Stored data:
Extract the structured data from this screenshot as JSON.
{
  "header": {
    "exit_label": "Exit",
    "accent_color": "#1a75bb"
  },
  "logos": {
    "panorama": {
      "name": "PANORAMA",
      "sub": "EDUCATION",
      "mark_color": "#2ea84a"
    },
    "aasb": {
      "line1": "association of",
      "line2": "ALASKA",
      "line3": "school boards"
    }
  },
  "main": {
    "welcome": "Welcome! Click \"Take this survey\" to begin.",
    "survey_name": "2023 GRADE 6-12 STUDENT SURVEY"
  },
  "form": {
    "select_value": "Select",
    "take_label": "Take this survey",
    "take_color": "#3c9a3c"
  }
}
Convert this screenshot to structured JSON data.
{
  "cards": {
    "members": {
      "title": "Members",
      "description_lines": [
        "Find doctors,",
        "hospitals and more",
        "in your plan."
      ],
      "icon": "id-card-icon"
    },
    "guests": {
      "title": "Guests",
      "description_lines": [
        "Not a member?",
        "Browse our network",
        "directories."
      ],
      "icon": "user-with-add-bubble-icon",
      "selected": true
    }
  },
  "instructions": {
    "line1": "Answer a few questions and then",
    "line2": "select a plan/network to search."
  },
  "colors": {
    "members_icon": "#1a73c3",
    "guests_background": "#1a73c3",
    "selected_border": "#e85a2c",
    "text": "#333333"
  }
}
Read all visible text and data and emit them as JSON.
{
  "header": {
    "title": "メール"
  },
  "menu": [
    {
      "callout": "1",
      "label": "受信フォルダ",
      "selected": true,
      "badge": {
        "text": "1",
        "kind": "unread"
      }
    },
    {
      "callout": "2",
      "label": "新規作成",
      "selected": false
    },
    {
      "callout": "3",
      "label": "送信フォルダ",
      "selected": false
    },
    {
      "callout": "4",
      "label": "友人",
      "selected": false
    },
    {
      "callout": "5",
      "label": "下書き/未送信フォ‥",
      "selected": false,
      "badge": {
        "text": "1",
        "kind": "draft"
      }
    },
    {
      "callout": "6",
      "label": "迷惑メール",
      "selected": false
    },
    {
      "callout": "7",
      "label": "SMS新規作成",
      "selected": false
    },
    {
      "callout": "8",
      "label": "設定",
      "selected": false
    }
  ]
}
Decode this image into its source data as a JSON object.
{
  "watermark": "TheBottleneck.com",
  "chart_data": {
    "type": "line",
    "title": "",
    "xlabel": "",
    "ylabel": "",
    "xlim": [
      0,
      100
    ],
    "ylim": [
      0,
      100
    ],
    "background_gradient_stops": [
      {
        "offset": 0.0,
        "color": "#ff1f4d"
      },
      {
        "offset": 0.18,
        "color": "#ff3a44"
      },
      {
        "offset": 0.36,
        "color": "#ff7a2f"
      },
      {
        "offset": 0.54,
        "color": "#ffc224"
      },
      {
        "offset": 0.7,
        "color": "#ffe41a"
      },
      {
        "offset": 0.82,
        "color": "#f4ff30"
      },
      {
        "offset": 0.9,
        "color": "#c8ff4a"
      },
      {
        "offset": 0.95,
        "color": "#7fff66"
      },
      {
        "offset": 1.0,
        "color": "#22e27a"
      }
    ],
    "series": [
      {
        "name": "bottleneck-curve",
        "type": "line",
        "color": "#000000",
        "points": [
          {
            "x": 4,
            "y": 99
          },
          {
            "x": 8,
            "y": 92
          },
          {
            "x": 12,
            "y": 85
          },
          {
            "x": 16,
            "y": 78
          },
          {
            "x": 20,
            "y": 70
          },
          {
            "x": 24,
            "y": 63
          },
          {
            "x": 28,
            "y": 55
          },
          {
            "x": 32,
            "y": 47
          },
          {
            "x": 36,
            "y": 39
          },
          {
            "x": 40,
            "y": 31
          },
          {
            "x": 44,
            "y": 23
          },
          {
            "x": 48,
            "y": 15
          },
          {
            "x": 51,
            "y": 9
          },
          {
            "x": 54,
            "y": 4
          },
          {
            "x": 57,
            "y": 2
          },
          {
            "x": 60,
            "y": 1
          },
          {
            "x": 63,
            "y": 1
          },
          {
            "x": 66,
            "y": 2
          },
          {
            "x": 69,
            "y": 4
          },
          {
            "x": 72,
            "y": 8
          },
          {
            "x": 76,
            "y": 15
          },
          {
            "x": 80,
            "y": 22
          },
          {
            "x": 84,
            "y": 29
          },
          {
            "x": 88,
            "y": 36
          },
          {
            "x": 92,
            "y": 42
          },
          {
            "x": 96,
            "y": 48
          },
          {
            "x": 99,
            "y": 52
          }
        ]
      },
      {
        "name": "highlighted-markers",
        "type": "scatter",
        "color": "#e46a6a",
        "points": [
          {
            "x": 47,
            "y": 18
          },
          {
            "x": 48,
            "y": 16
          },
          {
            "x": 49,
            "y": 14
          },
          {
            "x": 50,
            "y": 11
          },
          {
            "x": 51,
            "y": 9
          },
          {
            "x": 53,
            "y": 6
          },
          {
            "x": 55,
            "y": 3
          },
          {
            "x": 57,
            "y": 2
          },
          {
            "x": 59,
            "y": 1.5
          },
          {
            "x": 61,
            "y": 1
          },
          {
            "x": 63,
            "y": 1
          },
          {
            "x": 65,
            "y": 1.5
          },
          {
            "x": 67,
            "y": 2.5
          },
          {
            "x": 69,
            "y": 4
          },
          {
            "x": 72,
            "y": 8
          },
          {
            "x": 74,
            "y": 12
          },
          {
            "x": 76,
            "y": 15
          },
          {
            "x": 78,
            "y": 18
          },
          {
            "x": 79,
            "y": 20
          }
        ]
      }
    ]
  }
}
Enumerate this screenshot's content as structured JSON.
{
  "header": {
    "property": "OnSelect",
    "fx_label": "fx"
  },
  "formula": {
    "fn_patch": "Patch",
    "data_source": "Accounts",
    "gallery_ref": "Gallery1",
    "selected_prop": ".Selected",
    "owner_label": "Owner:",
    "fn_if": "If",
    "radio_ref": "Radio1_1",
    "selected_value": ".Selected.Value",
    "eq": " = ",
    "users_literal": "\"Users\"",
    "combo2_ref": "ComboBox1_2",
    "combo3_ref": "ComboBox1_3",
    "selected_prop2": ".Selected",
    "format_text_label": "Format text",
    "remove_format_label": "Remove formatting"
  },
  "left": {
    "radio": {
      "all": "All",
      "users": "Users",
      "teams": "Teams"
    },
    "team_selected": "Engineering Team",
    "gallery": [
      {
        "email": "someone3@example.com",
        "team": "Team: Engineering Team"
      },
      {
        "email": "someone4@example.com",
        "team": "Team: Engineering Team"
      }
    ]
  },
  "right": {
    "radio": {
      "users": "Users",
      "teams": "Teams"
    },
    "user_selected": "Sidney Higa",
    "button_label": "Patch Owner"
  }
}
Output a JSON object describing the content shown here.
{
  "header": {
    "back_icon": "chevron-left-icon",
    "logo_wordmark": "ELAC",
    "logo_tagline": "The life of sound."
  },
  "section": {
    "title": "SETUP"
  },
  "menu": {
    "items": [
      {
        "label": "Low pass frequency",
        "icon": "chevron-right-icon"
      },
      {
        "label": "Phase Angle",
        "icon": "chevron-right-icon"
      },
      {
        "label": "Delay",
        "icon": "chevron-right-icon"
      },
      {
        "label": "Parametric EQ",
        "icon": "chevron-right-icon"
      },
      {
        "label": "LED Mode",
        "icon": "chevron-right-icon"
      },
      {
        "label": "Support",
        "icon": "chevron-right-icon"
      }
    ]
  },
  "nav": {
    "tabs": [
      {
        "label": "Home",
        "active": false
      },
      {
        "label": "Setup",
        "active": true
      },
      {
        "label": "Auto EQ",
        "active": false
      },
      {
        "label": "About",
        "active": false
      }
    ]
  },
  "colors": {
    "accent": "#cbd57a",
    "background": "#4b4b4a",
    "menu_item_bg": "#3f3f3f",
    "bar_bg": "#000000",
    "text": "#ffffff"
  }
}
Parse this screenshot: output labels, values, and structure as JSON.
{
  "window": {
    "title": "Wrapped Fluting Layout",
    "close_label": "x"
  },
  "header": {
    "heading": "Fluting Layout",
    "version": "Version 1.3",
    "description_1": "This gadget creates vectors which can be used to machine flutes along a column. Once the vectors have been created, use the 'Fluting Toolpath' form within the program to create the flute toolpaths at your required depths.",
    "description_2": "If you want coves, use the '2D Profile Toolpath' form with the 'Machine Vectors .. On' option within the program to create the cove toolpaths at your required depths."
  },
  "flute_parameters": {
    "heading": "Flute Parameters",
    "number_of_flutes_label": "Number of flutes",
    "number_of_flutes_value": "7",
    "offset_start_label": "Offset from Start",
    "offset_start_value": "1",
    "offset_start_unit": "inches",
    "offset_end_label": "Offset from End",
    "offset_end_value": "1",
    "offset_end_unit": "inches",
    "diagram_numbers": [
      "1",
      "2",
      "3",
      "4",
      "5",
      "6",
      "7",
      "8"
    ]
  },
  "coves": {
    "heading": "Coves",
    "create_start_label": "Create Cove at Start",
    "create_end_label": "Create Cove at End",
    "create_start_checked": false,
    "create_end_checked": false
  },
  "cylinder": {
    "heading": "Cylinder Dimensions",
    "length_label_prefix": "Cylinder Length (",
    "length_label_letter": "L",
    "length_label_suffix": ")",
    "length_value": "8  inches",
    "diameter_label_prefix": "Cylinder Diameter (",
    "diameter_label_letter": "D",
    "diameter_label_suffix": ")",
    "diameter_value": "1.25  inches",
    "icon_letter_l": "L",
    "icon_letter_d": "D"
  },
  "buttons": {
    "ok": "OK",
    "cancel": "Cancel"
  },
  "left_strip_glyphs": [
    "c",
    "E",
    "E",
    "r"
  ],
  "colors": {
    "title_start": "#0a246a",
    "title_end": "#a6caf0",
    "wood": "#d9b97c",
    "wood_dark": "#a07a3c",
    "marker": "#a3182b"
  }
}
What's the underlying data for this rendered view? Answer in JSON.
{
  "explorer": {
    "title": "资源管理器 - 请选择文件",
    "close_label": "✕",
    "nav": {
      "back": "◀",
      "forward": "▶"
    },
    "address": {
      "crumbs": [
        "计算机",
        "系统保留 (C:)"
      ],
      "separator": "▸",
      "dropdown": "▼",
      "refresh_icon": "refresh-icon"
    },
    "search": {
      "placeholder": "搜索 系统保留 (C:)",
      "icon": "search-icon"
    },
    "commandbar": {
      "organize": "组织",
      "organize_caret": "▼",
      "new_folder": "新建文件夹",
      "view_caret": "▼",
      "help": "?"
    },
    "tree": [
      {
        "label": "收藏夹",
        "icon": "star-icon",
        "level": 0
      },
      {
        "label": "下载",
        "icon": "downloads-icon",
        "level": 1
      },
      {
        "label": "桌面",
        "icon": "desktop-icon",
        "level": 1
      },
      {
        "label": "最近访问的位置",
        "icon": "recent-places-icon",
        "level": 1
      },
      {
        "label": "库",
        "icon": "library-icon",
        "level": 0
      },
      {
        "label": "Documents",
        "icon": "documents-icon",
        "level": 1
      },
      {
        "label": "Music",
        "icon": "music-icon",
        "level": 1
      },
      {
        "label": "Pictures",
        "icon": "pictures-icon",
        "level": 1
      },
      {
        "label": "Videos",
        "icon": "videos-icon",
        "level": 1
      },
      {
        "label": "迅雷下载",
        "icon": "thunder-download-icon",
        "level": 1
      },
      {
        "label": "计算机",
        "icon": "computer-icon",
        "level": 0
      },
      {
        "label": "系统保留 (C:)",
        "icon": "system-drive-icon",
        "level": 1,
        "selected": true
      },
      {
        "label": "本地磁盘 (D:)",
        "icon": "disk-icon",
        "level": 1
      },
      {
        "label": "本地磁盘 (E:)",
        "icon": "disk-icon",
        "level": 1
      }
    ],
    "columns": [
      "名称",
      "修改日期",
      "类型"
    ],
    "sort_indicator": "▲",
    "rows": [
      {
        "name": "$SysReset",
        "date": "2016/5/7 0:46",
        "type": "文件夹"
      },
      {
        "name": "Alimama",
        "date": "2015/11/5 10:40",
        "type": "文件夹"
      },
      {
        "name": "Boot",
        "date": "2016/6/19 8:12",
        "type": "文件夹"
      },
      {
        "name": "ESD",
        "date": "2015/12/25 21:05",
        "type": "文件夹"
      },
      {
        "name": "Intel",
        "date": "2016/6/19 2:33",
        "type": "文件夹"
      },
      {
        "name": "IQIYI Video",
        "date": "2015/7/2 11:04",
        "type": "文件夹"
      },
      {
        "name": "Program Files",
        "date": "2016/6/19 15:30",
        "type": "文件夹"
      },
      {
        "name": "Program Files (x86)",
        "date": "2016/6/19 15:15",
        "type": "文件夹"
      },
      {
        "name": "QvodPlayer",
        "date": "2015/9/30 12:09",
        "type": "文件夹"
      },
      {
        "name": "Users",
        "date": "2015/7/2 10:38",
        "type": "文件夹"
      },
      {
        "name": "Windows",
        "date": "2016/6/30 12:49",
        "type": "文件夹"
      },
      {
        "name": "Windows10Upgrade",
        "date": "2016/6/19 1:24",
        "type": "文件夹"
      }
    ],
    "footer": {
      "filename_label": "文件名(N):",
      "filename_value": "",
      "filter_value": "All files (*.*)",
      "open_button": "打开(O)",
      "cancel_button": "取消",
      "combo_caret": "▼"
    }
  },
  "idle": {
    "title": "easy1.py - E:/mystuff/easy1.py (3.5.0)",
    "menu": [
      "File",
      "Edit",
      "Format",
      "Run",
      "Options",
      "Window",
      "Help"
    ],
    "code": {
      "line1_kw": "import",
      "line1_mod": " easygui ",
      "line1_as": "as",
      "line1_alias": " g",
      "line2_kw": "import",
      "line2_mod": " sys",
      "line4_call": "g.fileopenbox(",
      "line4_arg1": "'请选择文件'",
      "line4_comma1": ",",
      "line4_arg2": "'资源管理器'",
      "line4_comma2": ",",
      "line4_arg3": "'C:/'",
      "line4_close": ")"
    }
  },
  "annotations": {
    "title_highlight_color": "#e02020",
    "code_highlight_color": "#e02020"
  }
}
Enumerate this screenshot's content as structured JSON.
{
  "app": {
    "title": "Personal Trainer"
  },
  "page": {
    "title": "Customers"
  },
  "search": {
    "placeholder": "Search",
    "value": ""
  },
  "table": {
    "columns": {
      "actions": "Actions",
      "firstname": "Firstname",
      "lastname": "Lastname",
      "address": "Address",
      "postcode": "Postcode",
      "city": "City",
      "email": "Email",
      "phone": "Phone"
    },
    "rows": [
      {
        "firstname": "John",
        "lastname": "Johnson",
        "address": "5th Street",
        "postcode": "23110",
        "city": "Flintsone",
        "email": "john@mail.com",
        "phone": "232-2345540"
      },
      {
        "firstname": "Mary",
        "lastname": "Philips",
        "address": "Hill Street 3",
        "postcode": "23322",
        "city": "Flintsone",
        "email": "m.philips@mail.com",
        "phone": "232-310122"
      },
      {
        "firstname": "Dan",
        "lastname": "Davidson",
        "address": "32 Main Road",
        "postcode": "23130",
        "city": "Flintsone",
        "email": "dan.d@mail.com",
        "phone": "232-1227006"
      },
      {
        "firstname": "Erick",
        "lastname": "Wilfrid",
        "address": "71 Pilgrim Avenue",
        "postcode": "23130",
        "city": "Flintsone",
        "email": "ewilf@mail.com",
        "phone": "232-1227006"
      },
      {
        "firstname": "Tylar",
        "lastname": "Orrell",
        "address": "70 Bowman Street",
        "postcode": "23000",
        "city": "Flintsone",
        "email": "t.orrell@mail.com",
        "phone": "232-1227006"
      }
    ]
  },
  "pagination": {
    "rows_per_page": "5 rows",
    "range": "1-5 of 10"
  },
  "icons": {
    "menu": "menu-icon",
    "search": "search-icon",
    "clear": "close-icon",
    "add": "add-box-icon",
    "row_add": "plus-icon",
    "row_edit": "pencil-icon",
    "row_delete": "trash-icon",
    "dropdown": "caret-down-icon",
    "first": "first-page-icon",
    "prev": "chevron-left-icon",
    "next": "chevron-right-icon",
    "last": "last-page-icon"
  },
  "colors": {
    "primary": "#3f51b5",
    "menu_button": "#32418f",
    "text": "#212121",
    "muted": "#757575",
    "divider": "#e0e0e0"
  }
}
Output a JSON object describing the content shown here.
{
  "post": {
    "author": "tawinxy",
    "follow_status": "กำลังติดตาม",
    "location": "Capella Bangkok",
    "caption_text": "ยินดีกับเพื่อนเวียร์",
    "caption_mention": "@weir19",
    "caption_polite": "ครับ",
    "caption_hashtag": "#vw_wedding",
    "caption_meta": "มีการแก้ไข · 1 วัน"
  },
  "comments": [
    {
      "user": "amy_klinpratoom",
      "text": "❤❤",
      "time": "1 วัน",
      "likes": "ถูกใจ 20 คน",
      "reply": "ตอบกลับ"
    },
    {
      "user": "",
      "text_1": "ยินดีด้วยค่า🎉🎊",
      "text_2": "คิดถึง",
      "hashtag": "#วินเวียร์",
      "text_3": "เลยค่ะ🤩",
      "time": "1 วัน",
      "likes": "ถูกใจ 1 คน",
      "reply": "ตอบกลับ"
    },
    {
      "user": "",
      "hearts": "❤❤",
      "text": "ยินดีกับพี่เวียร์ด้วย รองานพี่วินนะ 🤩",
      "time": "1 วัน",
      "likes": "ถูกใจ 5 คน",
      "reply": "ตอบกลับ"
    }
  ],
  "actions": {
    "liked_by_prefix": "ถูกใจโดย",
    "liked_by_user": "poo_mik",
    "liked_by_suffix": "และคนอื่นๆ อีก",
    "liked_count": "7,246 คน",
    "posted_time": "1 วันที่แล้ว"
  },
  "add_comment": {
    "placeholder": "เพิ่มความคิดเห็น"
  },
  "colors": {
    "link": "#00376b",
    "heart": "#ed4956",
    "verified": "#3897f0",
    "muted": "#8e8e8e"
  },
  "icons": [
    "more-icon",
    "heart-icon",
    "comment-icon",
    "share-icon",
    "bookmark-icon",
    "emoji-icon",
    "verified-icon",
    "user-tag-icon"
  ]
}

AIM: In the entries above, find every line holding the word "Answer" and copy it out.

CORRECT RESPONSE:
    "line1": "Answer a few questions and then",
What's the underlying data for this rendered view? Answer in JSON.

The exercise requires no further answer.